> _SUPPLIED DATA_
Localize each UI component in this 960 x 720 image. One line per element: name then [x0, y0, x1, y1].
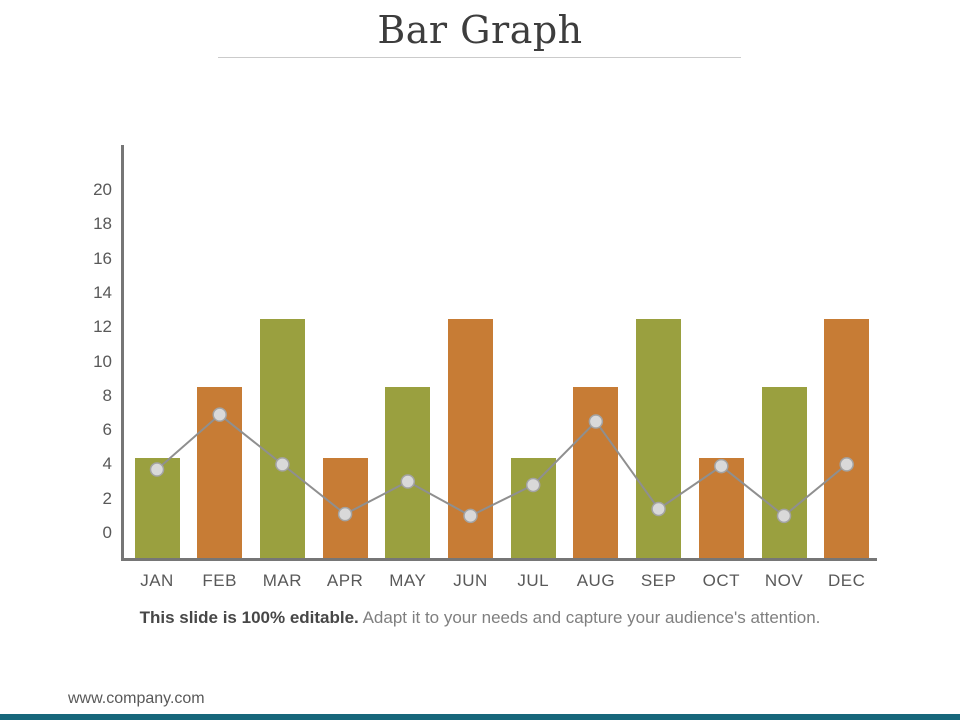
x-tick-label-jun: JUN	[453, 571, 488, 590]
footer-bold-text: This slide is 100% editable.	[139, 608, 359, 627]
footer-note: This slide is 100% editable. Adapt it to…	[0, 608, 960, 628]
y-tick-label: 6	[102, 420, 112, 440]
bar-dec	[824, 318, 870, 558]
x-tick-label-apr: APR	[326, 571, 364, 590]
bar-nov	[761, 387, 807, 558]
y-tick-label: 12	[93, 317, 112, 337]
bottom-accent-bar	[0, 714, 960, 720]
y-tick-label: 18	[93, 214, 112, 234]
y-tick-label: 8	[102, 385, 112, 405]
data-point-jun	[463, 508, 478, 524]
data-point-jan	[149, 462, 165, 477]
x-tick-label-jan: JAN	[140, 571, 174, 590]
y-tick-label: 14	[93, 282, 112, 302]
data-point-feb	[212, 407, 227, 422]
bar-oct	[698, 457, 744, 558]
x-tick-label-dec: DEC	[827, 571, 866, 590]
data-point-mar	[275, 457, 290, 472]
data-point-sep	[651, 501, 666, 517]
data-point-nov	[776, 508, 792, 524]
data-point-oct	[714, 458, 729, 474]
data-point-apr	[337, 506, 353, 522]
y-axis-line	[121, 145, 124, 561]
y-tick-label: 4	[102, 454, 112, 474]
x-tick-label-may: MAY	[389, 571, 427, 590]
data-point-dec	[839, 457, 854, 472]
x-tick-label-feb: FEB	[202, 571, 237, 590]
x-tick-label-oct: OCT	[702, 571, 740, 590]
y-tick-label: 0	[102, 523, 112, 542]
y-tick-label: 16	[93, 248, 112, 268]
bar-may	[385, 387, 431, 558]
y-tick-label: 10	[93, 351, 112, 371]
x-tick-label-sep: SEP	[640, 571, 677, 590]
title-underline	[218, 57, 741, 58]
footer-regular-text: Adapt it to your needs and capture your …	[358, 608, 821, 627]
x-tick-label-nov: NOV	[764, 571, 804, 590]
data-point-jul	[525, 477, 541, 493]
website-link[interactable]: www.company.com	[68, 690, 205, 707]
trend-line	[156, 413, 848, 518]
bar-jul	[510, 457, 556, 558]
y-tick-label: 2	[102, 488, 112, 508]
x-tick-label-aug: AUG	[576, 571, 616, 590]
x-tick-label-jul: JUL	[517, 571, 550, 590]
page-title: Bar Graph	[377, 8, 583, 52]
x-axis-line	[121, 558, 877, 561]
data-point-may	[400, 474, 416, 489]
y-tick-label: 20	[93, 180, 112, 199]
bar-mar	[259, 318, 305, 558]
bar-sep	[636, 318, 682, 558]
x-tick-label-mar: MAR	[262, 571, 303, 590]
data-point-aug	[588, 414, 604, 429]
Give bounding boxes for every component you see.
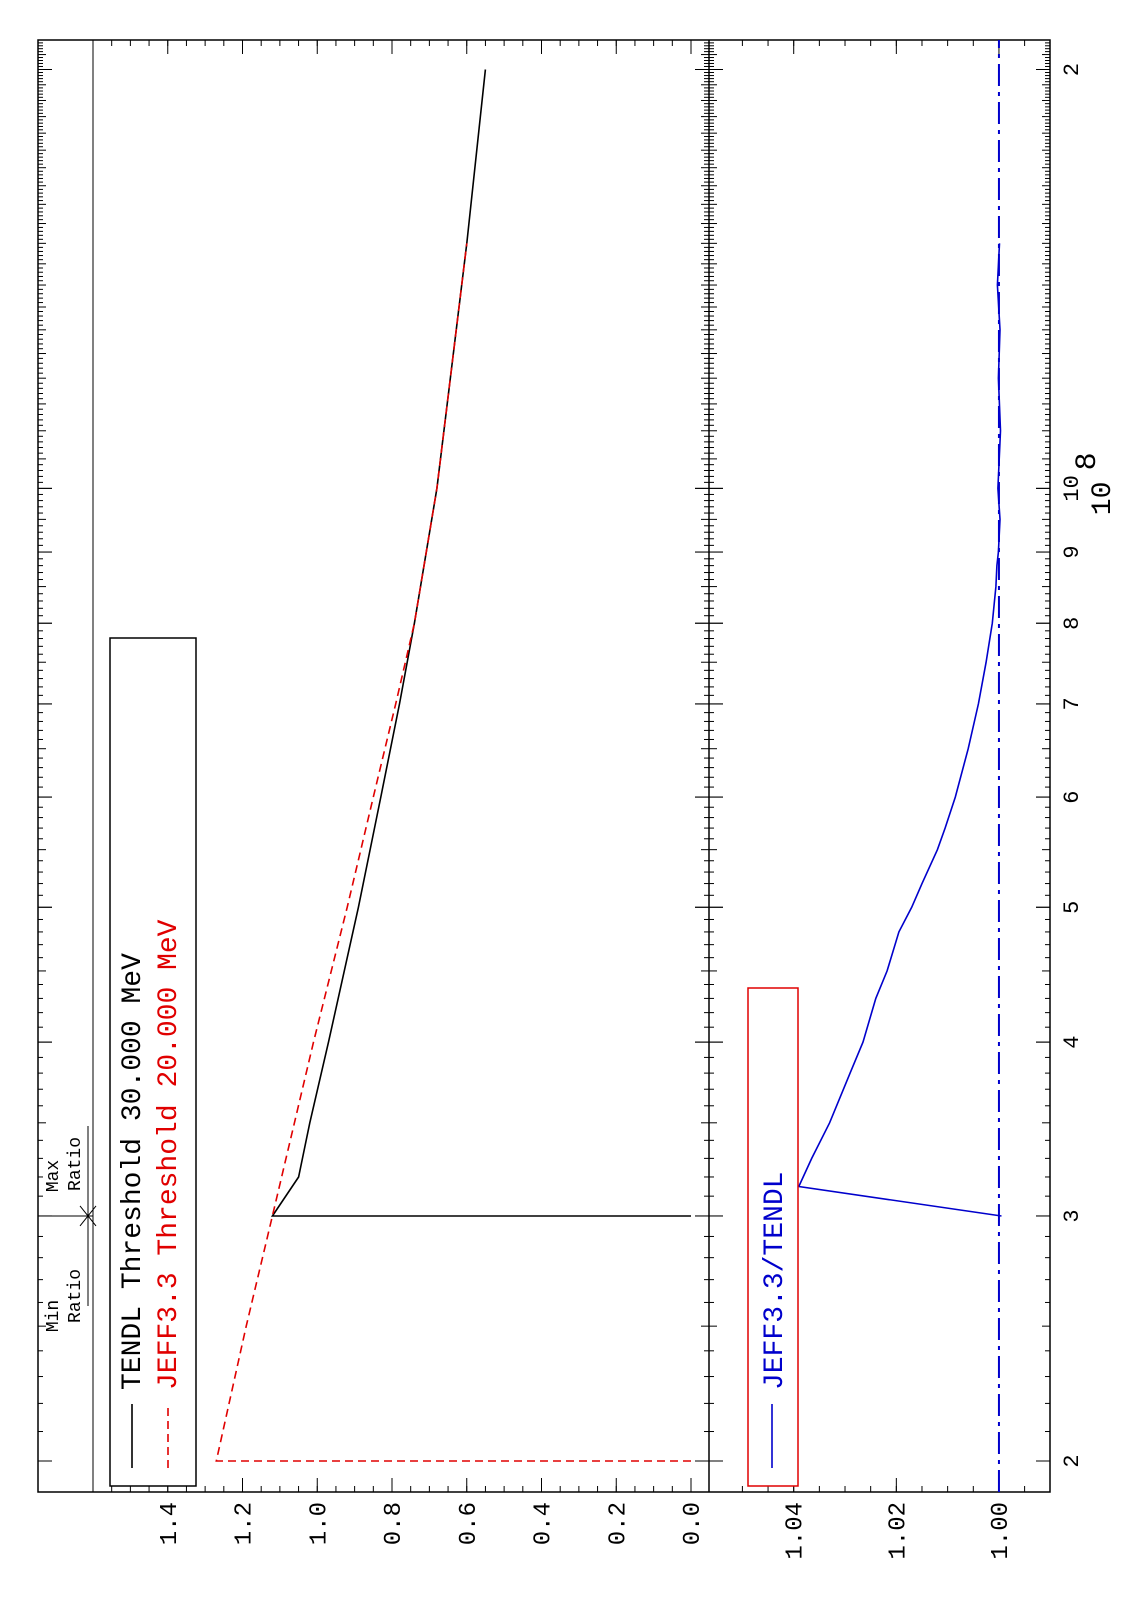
- x-tick-label: 9: [1060, 545, 1085, 558]
- ratio-legend-box: [747, 987, 799, 1487]
- max-ratio-label: Ratio: [66, 1137, 86, 1191]
- main-panel-series: [215, 69, 691, 1462]
- x-exponent-power: 8: [1071, 452, 1105, 470]
- y-tick-label: 1.4: [157, 1502, 184, 1545]
- ratio-y-tick-label: 1.04: [783, 1502, 810, 1560]
- y-tick-label: 0.4: [531, 1502, 558, 1545]
- min-ratio-label: Min: [44, 1300, 64, 1332]
- x-tick-label: 6: [1060, 790, 1085, 803]
- rotated-plot-area: 2 3 4 5 6 7 8 9 10 2 10 8 0.0 0.2 0.4 0.6 0.8 1.0 1.2 1.4 1.…: [37, 39, 1119, 1560]
- ratio-panel-legend: JEFF3.3/TENDL: [747, 987, 799, 1487]
- axis-ticks: 2 3 4 5 6 7 8 9 10 2 10 8 0.0 0.2 0.4 0.6 0.8 1.0 1.2 1.4 1.…: [38, 39, 1119, 1560]
- legend-entry-jeff3-3: JEFF3.3 Threshold 20.000 MeV: [154, 919, 185, 1390]
- x-tick-label: 7: [1060, 697, 1085, 710]
- ratio-y-tick-label: 1.02: [885, 1502, 912, 1560]
- series-line-jeff-tendl-ratio: [797, 243, 1002, 1217]
- x-tick-label: 2: [1060, 63, 1085, 76]
- series-line-jeff3-3: [215, 243, 691, 1462]
- max-ratio-arrow: [79, 1205, 97, 1217]
- ratio-y-tick-label: 1.00: [988, 1502, 1015, 1560]
- series-line-tendl: [270, 69, 691, 1217]
- x-tick-label: 2: [1060, 1454, 1085, 1467]
- legend-box: [109, 637, 197, 1487]
- y-tick-label: 1.0: [306, 1502, 333, 1545]
- x-tick-label: 8: [1060, 617, 1085, 630]
- plot-frame: [37, 39, 1051, 1493]
- x-tick-label: 10: [1060, 475, 1085, 501]
- legend-entry-tendl: TENDL Threshold 30.000 MeV: [118, 953, 149, 1390]
- x-tick-label: 5: [1060, 901, 1085, 914]
- ratio-legend-entry: JEFF3.3/TENDL: [760, 1172, 791, 1390]
- max-ratio-label: Max: [44, 1160, 64, 1192]
- x-tick-label: 4: [1060, 1036, 1085, 1049]
- ratio-panel-series: [797, 40, 1002, 1492]
- main-panel-legend: TENDL Threshold 30.000 MeV JEFF3.3 Thresh…: [109, 637, 197, 1487]
- min-ratio-label: Ratio: [66, 1269, 86, 1323]
- y-tick-label: 0.0: [680, 1502, 707, 1545]
- y-tick-label: 0.6: [456, 1502, 483, 1545]
- x-exponent-base: 10: [1088, 482, 1119, 516]
- y-tick-label: 0.2: [605, 1502, 632, 1545]
- x-tick-label: 3: [1060, 1209, 1085, 1222]
- y-tick-label: 0.8: [381, 1502, 408, 1545]
- y-tick-label: 1.2: [232, 1502, 259, 1545]
- axes-frame: [37, 39, 1051, 1493]
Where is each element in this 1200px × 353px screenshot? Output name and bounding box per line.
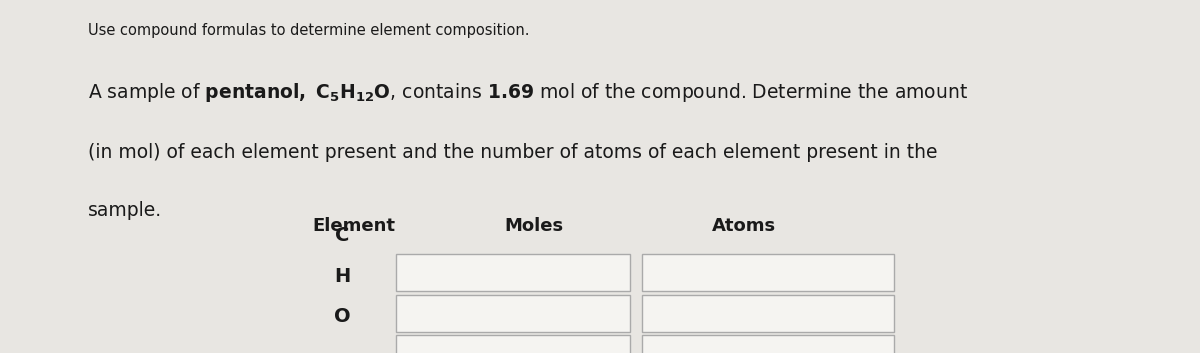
Text: H: H: [334, 267, 350, 286]
Text: O: O: [334, 307, 350, 326]
Text: A sample of $\mathbf{pentanol,\ C_5H_{12}O}$, contains $\mathbf{1.69}$ mol of th: A sample of $\mathbf{pentanol,\ C_5H_{12…: [88, 81, 967, 104]
Text: (in mol) of each element present and the number of atoms of each element present: (in mol) of each element present and the…: [88, 143, 937, 162]
Text: Moles: Moles: [504, 217, 564, 235]
Text: Use compound formulas to determine element composition.: Use compound formulas to determine eleme…: [88, 23, 529, 38]
Text: sample.: sample.: [88, 201, 162, 220]
Text: Element: Element: [312, 217, 395, 235]
Text: Atoms: Atoms: [712, 217, 776, 235]
Text: C: C: [335, 226, 349, 245]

> _WORK TO BE COMPLETED_
Rewrite all the items above, changing "each" to "every" wherever it occurs and keeping everything else the same. Omit the pictures from your answer.

> _FULL OUTPUT_
Localize every UI component in this 960 x 720 image. One line per element: name then [x0, y0, x1, y1].
x-tick-label-jun: JUN	[453, 571, 488, 590]
footer-bold-text: This slide is 100% editable.	[139, 608, 359, 627]
footer-note: This slide is 100% editable. Adapt it to…	[0, 608, 960, 628]
y-tick-label: 6	[102, 420, 112, 440]
bar-dec	[824, 318, 870, 558]
x-tick-label-apr: APR	[326, 571, 364, 590]
bar-nov	[761, 387, 807, 558]
y-tick-label: 12	[93, 317, 112, 337]
bottom-accent-bar	[0, 714, 960, 720]
y-tick-label: 18	[93, 214, 112, 234]
y-tick-label: 8	[102, 385, 112, 405]
data-point-jun	[463, 508, 478, 524]
data-point-jan	[149, 462, 165, 477]
x-tick-label-jan: JAN	[140, 571, 174, 590]
y-tick-label: 14	[93, 282, 112, 302]
data-point-feb	[212, 407, 227, 422]
bar-oct	[698, 457, 744, 558]
x-tick-label-dec: DEC	[827, 571, 866, 590]
data-point-mar	[275, 457, 290, 472]
data-point-sep	[651, 501, 666, 517]
data-point-nov	[776, 508, 792, 524]
data-point-oct	[714, 458, 729, 474]
data-point-apr	[337, 506, 353, 522]
y-axis-line	[121, 145, 124, 561]
y-tick-label: 4	[102, 454, 112, 474]
x-tick-label-may: MAY	[389, 571, 427, 590]
data-point-dec	[839, 457, 854, 472]
x-tick-label-feb: FEB	[202, 571, 237, 590]
x-tick-label-oct: OCT	[702, 571, 740, 590]
y-tick-label: 0	[102, 523, 112, 542]
y-tick-label: 16	[93, 248, 112, 268]
bar-may	[385, 387, 431, 558]
y-tick-label: 10	[93, 351, 112, 371]
x-tick-label-sep: SEP	[640, 571, 677, 590]
title-underline	[218, 57, 741, 58]
footer-regular-text: Adapt it to your needs and capture your …	[358, 608, 821, 627]
x-tick-label-nov: NOV	[764, 571, 804, 590]
data-point-jul	[525, 477, 541, 493]
website-link[interactable]: www.company.com	[68, 690, 205, 707]
trend-line	[156, 413, 848, 518]
bar-jul	[510, 457, 556, 558]
y-tick-label: 2	[102, 488, 112, 508]
x-tick-label-aug: AUG	[576, 571, 616, 590]
x-tick-label-jul: JUL	[517, 571, 550, 590]
page-title: Bar Graph	[377, 8, 583, 52]
x-axis-line	[121, 558, 877, 561]
data-point-may	[400, 474, 416, 489]
y-tick-label: 20	[93, 180, 112, 199]
bar-mar	[259, 318, 305, 558]
bar-sep	[636, 318, 682, 558]
x-tick-label-mar: MAR	[262, 571, 303, 590]
data-point-aug	[588, 414, 604, 429]
Give bounding boxes for every component you see.
- x-tick-label: 9: [1060, 545, 1085, 558]
- ratio-legend-box: [747, 987, 799, 1487]
- max-ratio-label: Ratio: [66, 1137, 86, 1191]
- main-panel-series: [215, 69, 691, 1462]
- x-exponent-power: 8: [1071, 452, 1105, 470]
- y-tick-label: 1.4: [157, 1502, 184, 1545]
- ratio-y-tick-label: 1.04: [783, 1502, 810, 1560]
- y-tick-label: 0.4: [531, 1502, 558, 1545]
- min-ratio-label: Min: [44, 1300, 64, 1332]
- x-tick-label: 6: [1060, 790, 1085, 803]
- rotated-plot-area: 2 3 4 5 6 7 8 9 10 2 10 8 0.0 0.2 0.4 0.6 0.8 1.0 1.2 1.4 1.…: [37, 39, 1119, 1560]
- ratio-panel-legend: JEFF3.3/TENDL: [747, 987, 799, 1487]
- axis-ticks: 2 3 4 5 6 7 8 9 10 2 10 8 0.0 0.2 0.4 0.6 0.8 1.0 1.2 1.4 1.…: [38, 39, 1119, 1560]
- legend-entry-jeff3-3: JEFF3.3 Threshold 20.000 MeV: [154, 919, 185, 1390]
- x-tick-label: 7: [1060, 697, 1085, 710]
- ratio-y-tick-label: 1.02: [885, 1502, 912, 1560]
- series-line-jeff-tendl-ratio: [797, 243, 1002, 1217]
- x-tick-label: 2: [1060, 63, 1085, 76]
- series-line-jeff3-3: [215, 243, 691, 1462]
- max-ratio-arrow: [79, 1205, 97, 1217]
- ratio-y-tick-label: 1.00: [988, 1502, 1015, 1560]
- series-line-tendl: [270, 69, 691, 1217]
- x-tick-label: 2: [1060, 1454, 1085, 1467]
- legend-box: [109, 637, 197, 1487]
- y-tick-label: 1.0: [306, 1502, 333, 1545]
- x-tick-label: 8: [1060, 617, 1085, 630]
- plot-frame: [37, 39, 1051, 1493]
- x-tick-label: 10: [1060, 475, 1085, 501]
- legend-entry-tendl: TENDL Threshold 30.000 MeV: [118, 953, 149, 1390]
- x-tick-label: 5: [1060, 901, 1085, 914]
- ratio-legend-entry: JEFF3.3/TENDL: [760, 1172, 791, 1390]
- max-ratio-label: Max: [44, 1160, 64, 1192]
- x-tick-label: 4: [1060, 1036, 1085, 1049]
- ratio-panel-series: [797, 40, 1002, 1492]
- main-panel-legend: TENDL Threshold 30.000 MeV JEFF3.3 Thresh…: [109, 637, 197, 1487]
- min-ratio-label: Ratio: [66, 1269, 86, 1323]
- y-tick-label: 0.0: [680, 1502, 707, 1545]
- y-tick-label: 0.6: [456, 1502, 483, 1545]
- x-exponent-base: 10: [1088, 482, 1119, 516]
- y-tick-label: 0.2: [605, 1502, 632, 1545]
- x-tick-label: 3: [1060, 1209, 1085, 1222]
- y-tick-label: 0.8: [381, 1502, 408, 1545]
- y-tick-label: 1.2: [232, 1502, 259, 1545]
- axes-frame: [37, 39, 1051, 1493]
Where is every element in this 1200px × 353px screenshot? Output name and bounding box per line.
Text: H: H: [334, 267, 350, 286]
Text: O: O: [334, 307, 350, 326]
Text: A sample of $\mathbf{pentanol,\ C_5H_{12}O}$, contains $\mathbf{1.69}$ mol of th: A sample of $\mathbf{pentanol,\ C_5H_{12…: [88, 81, 967, 104]
Text: (in mol) of every element present and the number of atoms of every element present: (in mol) of every element present and the…: [88, 143, 937, 162]
Text: Moles: Moles: [504, 217, 564, 235]
Text: Use compound formulas to determine element composition.: Use compound formulas to determine eleme…: [88, 23, 529, 38]
Text: sample.: sample.: [88, 201, 162, 220]
Text: Element: Element: [312, 217, 395, 235]
Text: Atoms: Atoms: [712, 217, 776, 235]
Text: C: C: [335, 226, 349, 245]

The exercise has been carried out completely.